## START Supplied data

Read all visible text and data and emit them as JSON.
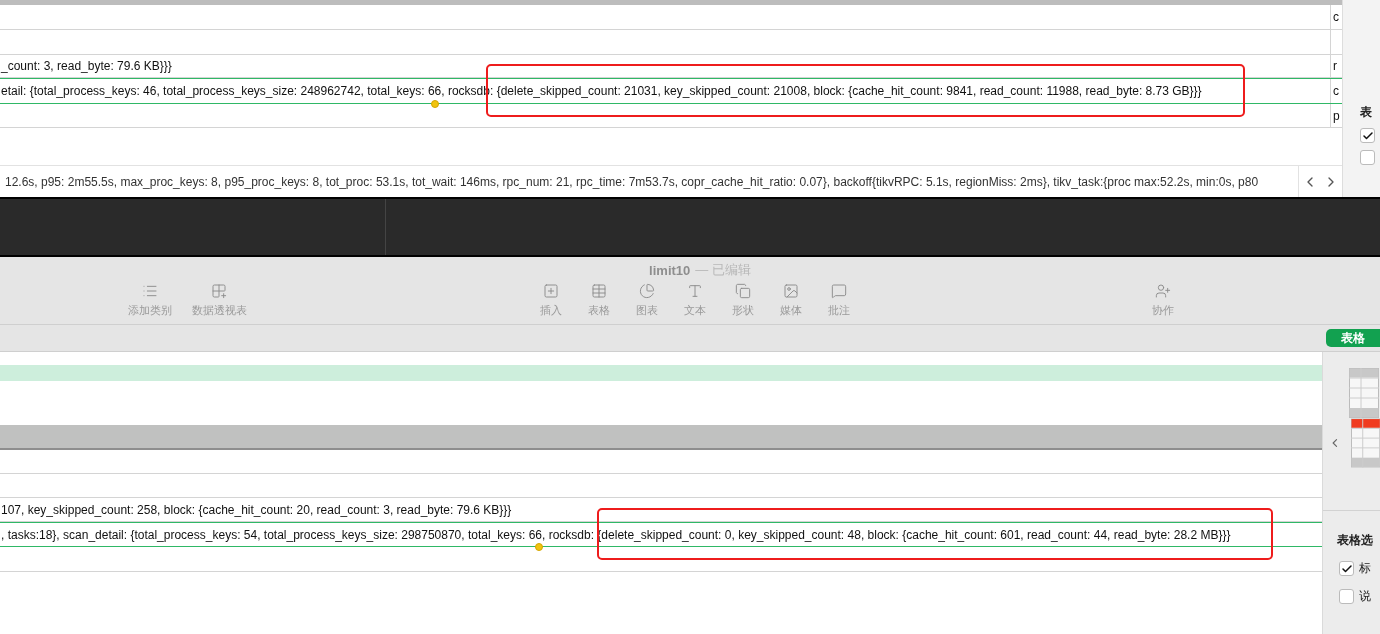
{
  "top_window": {
    "rows": [
      {
        "text": "",
        "side": "c",
        "selected": false,
        "highlighted": false
      },
      {
        "text": "",
        "side": "",
        "selected": false,
        "highlighted": false
      },
      {
        "text": "_count: 3, read_byte: 79.6 KB}}}",
        "side": "r",
        "selected": false,
        "highlighted": false
      },
      {
        "text": "etail: {total_process_keys: 46, total_process_keys_size: 248962742, total_keys: 66, rocksdb: {delete_skipped_count: 21031, key_skipped_count: 21008, block: {cache_hit_count: 9841, read_count: 11988, read_byte: 8.73 GB}}}",
        "side": "c",
        "selected": true,
        "highlighted": true
      },
      {
        "text": "",
        "side": "p",
        "selected": false,
        "highlighted": false
      }
    ],
    "status_text": "12.6s, p95: 2m55.5s, max_proc_keys: 8, p95_proc_keys: 8, tot_proc: 53.1s, tot_wait: 146ms, rpc_num: 21, rpc_time: 7m53.7s, copr_cache_hit_ratio: 0.07}, backoff{tikvRPC: 5.1s, regionMiss: 2ms}, tikv_task:{proc max:52.2s, min:0s, p80",
    "sidebar": {
      "heading": "表",
      "options": [
        {
          "checked": true
        },
        {
          "checked": false
        }
      ]
    }
  },
  "bottom_window": {
    "title": "limit10",
    "status": "— 已编辑",
    "toolbar": [
      {
        "label": "添加类别"
      },
      {
        "label": "数据透视表"
      },
      {
        "label": "插入"
      },
      {
        "label": "表格"
      },
      {
        "label": "图表"
      },
      {
        "label": "文本"
      },
      {
        "label": "形状"
      },
      {
        "label": "媒体"
      },
      {
        "label": "批注"
      },
      {
        "label": "协作"
      }
    ],
    "format_tab": {
      "label": "表格",
      "selected": true
    },
    "rows": [
      {
        "text": "",
        "selected": false,
        "highlighted": false
      },
      {
        "text": "",
        "selected": false,
        "highlighted": false
      },
      {
        "text": "107, key_skipped_count: 258, block: {cache_hit_count: 20, read_count: 3, read_byte: 79.6 KB}}}",
        "selected": false,
        "highlighted": false
      },
      {
        "text": ", tasks:18}, scan_detail: {total_process_keys: 54, total_process_keys_size: 298750870, total_keys: 66, rocksdb: {delete_skipped_count: 0, key_skipped_count: 48, block: {cache_hit_count: 601, read_count: 44, read_byte: 28.2 MB}}}",
        "selected": true,
        "highlighted": true
      },
      {
        "text": "",
        "selected": false,
        "highlighted": false
      }
    ],
    "sidebar": {
      "heading": "表格选",
      "options": [
        {
          "label": "标",
          "checked": true
        },
        {
          "label": "说",
          "checked": false
        }
      ]
    }
  }
}
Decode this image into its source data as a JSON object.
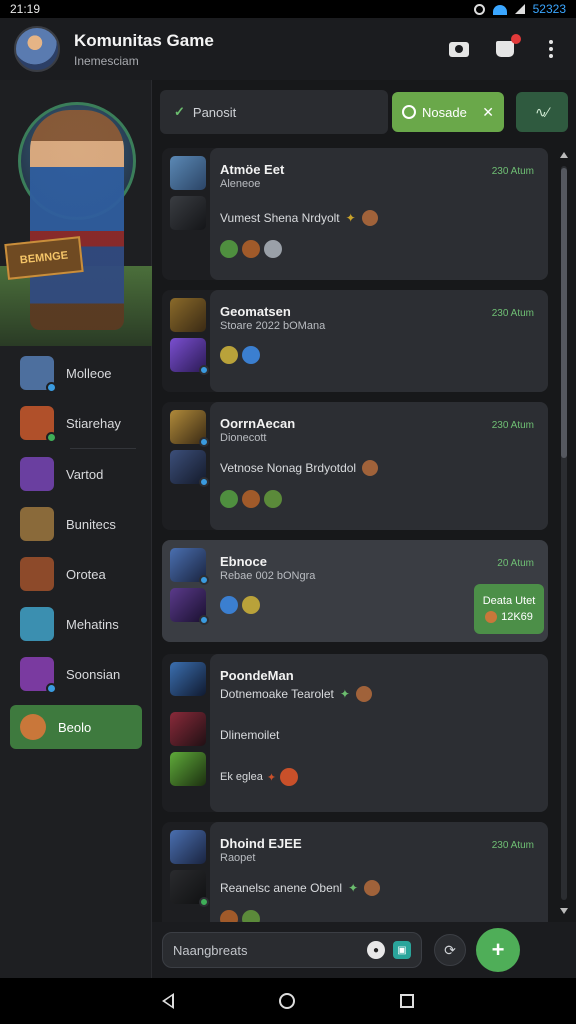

## END Supplied data

• [What you will do]: Repeat each entry precisely as it appears. Leave the pictures out.

• [Response]:
Read all visible text and data and emit them as JSON.
{
  "top_window": {
    "rows": [
      {
        "text": "",
        "side": "c",
        "selected": false,
        "highlighted": false
      },
      {
        "text": "",
        "side": "",
        "selected": false,
        "highlighted": false
      },
      {
        "text": "_count: 3, read_byte: 79.6 KB}}}",
        "side": "r",
        "selected": false,
        "highlighted": false
      },
      {
        "text": "etail: {total_process_keys: 46, total_process_keys_size: 248962742, total_keys: 66, rocksdb: {delete_skipped_count: 21031, key_skipped_count: 21008, block: {cache_hit_count: 9841, read_count: 11988, read_byte: 8.73 GB}}}",
        "side": "c",
        "selected": true,
        "highlighted": true
      },
      {
        "text": "",
        "side": "p",
        "selected": false,
        "highlighted": false
      }
    ],
    "status_text": "12.6s, p95: 2m55.5s, max_proc_keys: 8, p95_proc_keys: 8, tot_proc: 53.1s, tot_wait: 146ms, rpc_num: 21, rpc_time: 7m53.7s, copr_cache_hit_ratio: 0.07}, backoff{tikvRPC: 5.1s, regionMiss: 2ms}, tikv_task:{proc max:52.2s, min:0s, p80",
    "sidebar": {
      "heading": "表",
      "options": [
        {
          "checked": true
        },
        {
          "checked": false
        }
      ]
    }
  },
  "bottom_window": {
    "title": "limit10",
    "status": "— 已编辑",
    "toolbar": [
      {
        "label": "添加类别"
      },
      {
        "label": "数据透视表"
      },
      {
        "label": "插入"
      },
      {
        "label": "表格"
      },
      {
        "label": "图表"
      },
      {
        "label": "文本"
      },
      {
        "label": "形状"
      },
      {
        "label": "媒体"
      },
      {
        "label": "批注"
      },
      {
        "label": "协作"
      }
    ],
    "format_tab": {
      "label": "表格",
      "selected": true
    },
    "rows": [
      {
        "text": "",
        "selected": false,
        "highlighted": false
      },
      {
        "text": "",
        "selected": false,
        "highlighted": false
      },
      {
        "text": "107, key_skipped_count: 258, block: {cache_hit_count: 20, read_count: 3, read_byte: 79.6 KB}}}",
        "selected": false,
        "highlighted": false
      },
      {
        "text": ", tasks:18}, scan_detail: {total_process_keys: 54, total_process_keys_size: 298750870, total_keys: 66, rocksdb: {delete_skipped_count: 0, key_skipped_count: 48, block: {cache_hit_count: 601, read_count: 44, read_byte: 28.2 MB}}}",
        "selected": true,
        "highlighted": true
      },
      {
        "text": "",
        "selected": false,
        "highlighted": false
      }
    ],
    "sidebar": {
      "heading": "表格选",
      "options": [
        {
          "label": "标",
          "checked": true
        },
        {
          "label": "说",
          "checked": false
        }
      ]
    }
  }
}
Decode this image into its source data as a JSON object.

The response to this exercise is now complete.